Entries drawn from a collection
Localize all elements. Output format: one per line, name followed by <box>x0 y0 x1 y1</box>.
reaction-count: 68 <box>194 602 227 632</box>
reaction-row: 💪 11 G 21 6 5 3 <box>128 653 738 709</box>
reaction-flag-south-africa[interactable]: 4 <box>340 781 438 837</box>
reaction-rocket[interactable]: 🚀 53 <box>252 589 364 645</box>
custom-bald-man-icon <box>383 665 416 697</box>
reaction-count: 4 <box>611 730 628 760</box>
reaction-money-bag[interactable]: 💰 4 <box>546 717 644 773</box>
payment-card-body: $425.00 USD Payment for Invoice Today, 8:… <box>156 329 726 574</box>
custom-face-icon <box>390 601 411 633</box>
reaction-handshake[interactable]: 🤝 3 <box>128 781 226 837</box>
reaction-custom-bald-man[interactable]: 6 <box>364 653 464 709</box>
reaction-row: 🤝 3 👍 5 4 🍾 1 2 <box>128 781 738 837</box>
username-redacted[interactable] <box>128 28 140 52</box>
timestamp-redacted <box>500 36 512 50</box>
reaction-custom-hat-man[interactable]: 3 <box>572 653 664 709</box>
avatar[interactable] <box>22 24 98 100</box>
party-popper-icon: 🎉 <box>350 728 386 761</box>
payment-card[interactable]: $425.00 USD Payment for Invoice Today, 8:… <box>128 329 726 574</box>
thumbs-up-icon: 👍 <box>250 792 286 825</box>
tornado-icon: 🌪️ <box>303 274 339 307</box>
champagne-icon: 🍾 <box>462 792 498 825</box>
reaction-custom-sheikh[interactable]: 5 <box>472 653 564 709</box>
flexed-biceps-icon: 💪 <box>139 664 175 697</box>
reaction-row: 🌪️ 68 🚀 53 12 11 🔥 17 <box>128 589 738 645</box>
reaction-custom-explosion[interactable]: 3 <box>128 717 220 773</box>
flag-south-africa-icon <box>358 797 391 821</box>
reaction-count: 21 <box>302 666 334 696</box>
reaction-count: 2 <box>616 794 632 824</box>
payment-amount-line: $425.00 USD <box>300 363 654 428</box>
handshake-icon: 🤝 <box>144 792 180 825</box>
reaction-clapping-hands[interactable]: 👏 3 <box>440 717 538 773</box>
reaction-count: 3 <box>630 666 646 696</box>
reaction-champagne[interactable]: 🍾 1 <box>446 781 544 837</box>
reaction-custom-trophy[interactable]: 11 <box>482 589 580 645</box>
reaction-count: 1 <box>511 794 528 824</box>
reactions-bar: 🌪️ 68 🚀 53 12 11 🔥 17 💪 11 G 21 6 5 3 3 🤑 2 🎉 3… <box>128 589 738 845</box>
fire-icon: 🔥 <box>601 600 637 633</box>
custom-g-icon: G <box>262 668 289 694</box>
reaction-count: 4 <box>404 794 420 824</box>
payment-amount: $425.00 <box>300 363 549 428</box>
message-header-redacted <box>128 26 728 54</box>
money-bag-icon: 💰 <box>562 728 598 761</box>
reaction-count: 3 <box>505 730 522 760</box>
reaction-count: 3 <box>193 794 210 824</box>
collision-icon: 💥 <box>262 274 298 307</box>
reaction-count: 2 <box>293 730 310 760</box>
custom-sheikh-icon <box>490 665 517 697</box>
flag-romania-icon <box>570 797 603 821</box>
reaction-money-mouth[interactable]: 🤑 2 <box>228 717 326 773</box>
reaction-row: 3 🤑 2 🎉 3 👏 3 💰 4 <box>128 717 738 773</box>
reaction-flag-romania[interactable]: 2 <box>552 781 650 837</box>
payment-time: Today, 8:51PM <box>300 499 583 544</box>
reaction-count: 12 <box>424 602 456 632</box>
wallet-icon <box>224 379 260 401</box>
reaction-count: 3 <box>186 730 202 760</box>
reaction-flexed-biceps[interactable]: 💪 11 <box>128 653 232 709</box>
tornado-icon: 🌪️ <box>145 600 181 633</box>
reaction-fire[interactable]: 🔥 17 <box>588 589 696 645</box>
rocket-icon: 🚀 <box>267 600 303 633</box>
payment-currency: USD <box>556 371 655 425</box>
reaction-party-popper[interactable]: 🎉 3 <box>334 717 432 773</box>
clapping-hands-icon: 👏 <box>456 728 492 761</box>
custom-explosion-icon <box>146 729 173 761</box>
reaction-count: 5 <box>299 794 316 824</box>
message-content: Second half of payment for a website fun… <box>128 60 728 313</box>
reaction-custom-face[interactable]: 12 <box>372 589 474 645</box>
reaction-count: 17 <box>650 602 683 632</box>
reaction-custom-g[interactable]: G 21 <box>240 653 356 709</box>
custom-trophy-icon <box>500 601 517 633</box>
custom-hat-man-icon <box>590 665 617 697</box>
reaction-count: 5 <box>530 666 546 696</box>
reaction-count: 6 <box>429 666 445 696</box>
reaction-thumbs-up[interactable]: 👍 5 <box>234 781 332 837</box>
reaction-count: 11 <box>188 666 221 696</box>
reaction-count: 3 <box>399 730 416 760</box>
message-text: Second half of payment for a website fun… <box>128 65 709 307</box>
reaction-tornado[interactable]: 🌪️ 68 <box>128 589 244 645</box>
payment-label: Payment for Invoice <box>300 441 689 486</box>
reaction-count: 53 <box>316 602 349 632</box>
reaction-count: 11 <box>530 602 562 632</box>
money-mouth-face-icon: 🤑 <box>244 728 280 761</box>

## TO BE DONE
Print all of the records above character for character, keeping every line unchanged.

## FINAL RESULT
Localize all elements. Output format: one per line, name followed by <box>x0 y0 x1 y1</box>.
reaction-count: 68 <box>194 602 227 632</box>
reaction-row: 💪 11 G 21 6 5 3 <box>128 653 738 709</box>
reaction-flag-south-africa[interactable]: 4 <box>340 781 438 837</box>
reaction-rocket[interactable]: 🚀 53 <box>252 589 364 645</box>
custom-bald-man-icon <box>383 665 416 697</box>
reaction-count: 4 <box>611 730 628 760</box>
reaction-money-bag[interactable]: 💰 4 <box>546 717 644 773</box>
payment-card-body: $425.00 USD Payment for Invoice Today, 8:… <box>156 329 726 574</box>
custom-face-icon <box>390 601 411 633</box>
reaction-handshake[interactable]: 🤝 3 <box>128 781 226 837</box>
reaction-custom-bald-man[interactable]: 6 <box>364 653 464 709</box>
reaction-row: 🤝 3 👍 5 4 🍾 1 2 <box>128 781 738 837</box>
username-redacted[interactable] <box>128 28 140 52</box>
timestamp-redacted <box>500 36 512 50</box>
reaction-custom-hat-man[interactable]: 3 <box>572 653 664 709</box>
avatar[interactable] <box>22 24 98 100</box>
party-popper-icon: 🎉 <box>350 728 386 761</box>
payment-card[interactable]: $425.00 USD Payment for Invoice Today, 8:… <box>128 329 726 574</box>
thumbs-up-icon: 👍 <box>250 792 286 825</box>
tornado-icon: 🌪️ <box>303 274 339 307</box>
champagne-icon: 🍾 <box>462 792 498 825</box>
reaction-custom-sheikh[interactable]: 5 <box>472 653 564 709</box>
flexed-biceps-icon: 💪 <box>139 664 175 697</box>
reaction-row: 🌪️ 68 🚀 53 12 11 🔥 17 <box>128 589 738 645</box>
reaction-custom-explosion[interactable]: 3 <box>128 717 220 773</box>
flag-south-africa-icon <box>358 797 391 821</box>
reaction-count: 21 <box>302 666 334 696</box>
reaction-count: 2 <box>616 794 632 824</box>
payment-amount-line: $425.00 USD <box>300 363 654 428</box>
handshake-icon: 🤝 <box>144 792 180 825</box>
reaction-clapping-hands[interactable]: 👏 3 <box>440 717 538 773</box>
reaction-count: 3 <box>630 666 646 696</box>
reaction-champagne[interactable]: 🍾 1 <box>446 781 544 837</box>
reaction-custom-trophy[interactable]: 11 <box>482 589 580 645</box>
reaction-count: 1 <box>511 794 528 824</box>
reactions-bar: 🌪️ 68 🚀 53 12 11 🔥 17 💪 11 G 21 6 5 3 3 🤑 2 🎉 3… <box>128 589 738 845</box>
fire-icon: 🔥 <box>601 600 637 633</box>
custom-g-icon: G <box>262 668 289 694</box>
reaction-count: 4 <box>404 794 420 824</box>
payment-amount: $425.00 <box>300 363 549 428</box>
message-header-redacted <box>128 26 728 54</box>
money-bag-icon: 💰 <box>562 728 598 761</box>
reaction-count: 3 <box>505 730 522 760</box>
reaction-count: 3 <box>193 794 210 824</box>
collision-icon: 💥 <box>262 274 298 307</box>
reaction-count: 2 <box>293 730 310 760</box>
custom-sheikh-icon <box>490 665 517 697</box>
flag-romania-icon <box>570 797 603 821</box>
reaction-money-mouth[interactable]: 🤑 2 <box>228 717 326 773</box>
reaction-row: 3 🤑 2 🎉 3 👏 3 💰 4 <box>128 717 738 773</box>
reaction-flag-romania[interactable]: 2 <box>552 781 650 837</box>
payment-time: Today, 8:51PM <box>300 499 583 544</box>
reaction-count: 12 <box>424 602 456 632</box>
wallet-icon <box>224 379 260 401</box>
reaction-count: 3 <box>186 730 202 760</box>
reaction-flexed-biceps[interactable]: 💪 11 <box>128 653 232 709</box>
tornado-icon: 🌪️ <box>145 600 181 633</box>
reaction-fire[interactable]: 🔥 17 <box>588 589 696 645</box>
rocket-icon: 🚀 <box>267 600 303 633</box>
payment-currency: USD <box>556 371 655 425</box>
reaction-party-popper[interactable]: 🎉 3 <box>334 717 432 773</box>
clapping-hands-icon: 👏 <box>456 728 492 761</box>
custom-explosion-icon <box>146 729 173 761</box>
reaction-count: 5 <box>299 794 316 824</box>
message-content: Second half of payment for a website fun… <box>128 60 728 313</box>
reaction-custom-face[interactable]: 12 <box>372 589 474 645</box>
reaction-count: 17 <box>650 602 683 632</box>
reaction-custom-g[interactable]: G 21 <box>240 653 356 709</box>
custom-trophy-icon <box>500 601 517 633</box>
custom-hat-man-icon <box>590 665 617 697</box>
reaction-count: 5 <box>530 666 546 696</box>
reaction-count: 6 <box>429 666 445 696</box>
reaction-thumbs-up[interactable]: 👍 5 <box>234 781 332 837</box>
reaction-count: 11 <box>188 666 221 696</box>
reaction-count: 3 <box>399 730 416 760</box>
message-text: Second half of payment for a website fun… <box>128 65 709 307</box>
reaction-tornado[interactable]: 🌪️ 68 <box>128 589 244 645</box>
payment-label: Payment for Invoice <box>300 441 689 486</box>
reaction-count: 53 <box>316 602 349 632</box>
reaction-count: 11 <box>530 602 562 632</box>
money-mouth-face-icon: 🤑 <box>244 728 280 761</box>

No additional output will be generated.